Required task:
Set out each line from the following listing that includes the word "curves".

═══ Entries ═══

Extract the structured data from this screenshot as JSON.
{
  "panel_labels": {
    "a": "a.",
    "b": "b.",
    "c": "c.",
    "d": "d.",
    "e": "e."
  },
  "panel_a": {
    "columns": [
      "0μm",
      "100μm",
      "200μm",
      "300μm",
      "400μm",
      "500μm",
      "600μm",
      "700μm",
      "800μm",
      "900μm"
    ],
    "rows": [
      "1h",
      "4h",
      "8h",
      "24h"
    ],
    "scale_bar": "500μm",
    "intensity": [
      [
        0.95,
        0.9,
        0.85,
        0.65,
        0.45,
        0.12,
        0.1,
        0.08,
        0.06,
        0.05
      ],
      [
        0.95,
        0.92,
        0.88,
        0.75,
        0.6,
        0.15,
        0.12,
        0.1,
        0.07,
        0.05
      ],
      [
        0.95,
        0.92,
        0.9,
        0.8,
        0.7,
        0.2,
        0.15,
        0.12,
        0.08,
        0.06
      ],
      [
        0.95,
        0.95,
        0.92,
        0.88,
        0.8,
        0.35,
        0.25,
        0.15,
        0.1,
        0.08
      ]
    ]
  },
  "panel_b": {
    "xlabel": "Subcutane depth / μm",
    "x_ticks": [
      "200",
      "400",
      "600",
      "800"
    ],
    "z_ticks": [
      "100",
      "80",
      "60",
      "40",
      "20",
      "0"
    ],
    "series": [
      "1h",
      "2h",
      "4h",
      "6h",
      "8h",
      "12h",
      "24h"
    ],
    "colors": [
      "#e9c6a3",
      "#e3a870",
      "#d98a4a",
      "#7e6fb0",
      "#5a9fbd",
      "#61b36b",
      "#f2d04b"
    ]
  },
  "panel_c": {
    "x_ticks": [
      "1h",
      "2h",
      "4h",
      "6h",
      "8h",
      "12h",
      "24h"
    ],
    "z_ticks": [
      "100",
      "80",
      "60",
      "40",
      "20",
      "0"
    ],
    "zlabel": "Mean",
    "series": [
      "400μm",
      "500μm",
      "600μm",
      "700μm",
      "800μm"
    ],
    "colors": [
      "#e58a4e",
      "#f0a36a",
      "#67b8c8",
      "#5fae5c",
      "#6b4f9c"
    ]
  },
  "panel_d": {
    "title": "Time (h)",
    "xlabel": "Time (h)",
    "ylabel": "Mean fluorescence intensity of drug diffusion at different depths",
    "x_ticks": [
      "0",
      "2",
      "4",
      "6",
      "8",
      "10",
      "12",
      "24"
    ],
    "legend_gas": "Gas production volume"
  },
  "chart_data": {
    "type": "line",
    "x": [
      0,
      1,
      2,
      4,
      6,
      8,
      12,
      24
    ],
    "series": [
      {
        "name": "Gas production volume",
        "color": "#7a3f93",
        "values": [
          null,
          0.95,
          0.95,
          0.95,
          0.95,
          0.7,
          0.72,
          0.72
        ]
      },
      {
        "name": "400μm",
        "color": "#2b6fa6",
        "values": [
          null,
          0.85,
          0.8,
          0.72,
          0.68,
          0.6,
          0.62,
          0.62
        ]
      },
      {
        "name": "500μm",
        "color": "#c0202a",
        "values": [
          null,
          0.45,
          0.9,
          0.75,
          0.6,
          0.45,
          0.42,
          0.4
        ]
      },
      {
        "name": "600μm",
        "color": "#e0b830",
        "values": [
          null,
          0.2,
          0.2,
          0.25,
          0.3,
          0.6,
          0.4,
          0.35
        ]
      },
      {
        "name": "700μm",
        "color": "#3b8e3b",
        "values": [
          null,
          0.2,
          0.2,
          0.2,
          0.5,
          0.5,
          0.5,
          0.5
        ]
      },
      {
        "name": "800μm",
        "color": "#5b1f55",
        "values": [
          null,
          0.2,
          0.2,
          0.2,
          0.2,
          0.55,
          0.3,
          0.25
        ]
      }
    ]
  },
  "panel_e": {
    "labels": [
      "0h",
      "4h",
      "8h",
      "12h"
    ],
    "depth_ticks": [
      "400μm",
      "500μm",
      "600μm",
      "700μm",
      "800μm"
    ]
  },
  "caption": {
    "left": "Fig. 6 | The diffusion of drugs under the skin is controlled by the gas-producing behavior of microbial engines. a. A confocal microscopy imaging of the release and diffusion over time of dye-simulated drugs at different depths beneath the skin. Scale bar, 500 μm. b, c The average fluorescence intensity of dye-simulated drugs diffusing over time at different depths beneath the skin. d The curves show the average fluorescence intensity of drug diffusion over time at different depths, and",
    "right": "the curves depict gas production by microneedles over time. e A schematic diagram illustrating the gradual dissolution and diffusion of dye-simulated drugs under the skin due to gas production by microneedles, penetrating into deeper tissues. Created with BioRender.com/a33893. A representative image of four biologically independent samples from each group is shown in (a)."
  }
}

═══

Written answer:
    "left": "Fig. 6 | The diffusion of drugs under the skin is controlled by the gas-producing behavior of microbial engines. a. A confocal microscopy imaging of the release and diffusion over time of dye-simulated drugs at different depths beneath the skin. Scale bar, 500 μm. b, c The average fluorescence intensity of dye-simulated drugs diffusing over time at different depths beneath the skin. d The curves show the average fluorescence intensity of drug diffusion over time at different depths, and",
    "right": "the curves depict gas production by microneedles over time. e A schematic diagram illustrating the gradual dissolution and diffusion of dye-simulated drugs under the skin due to gas production by microneedles, penetrating into deeper tissues. Created with BioRender.com/a33893. A representative image of four biologically independent samples from each group is shown in (a)."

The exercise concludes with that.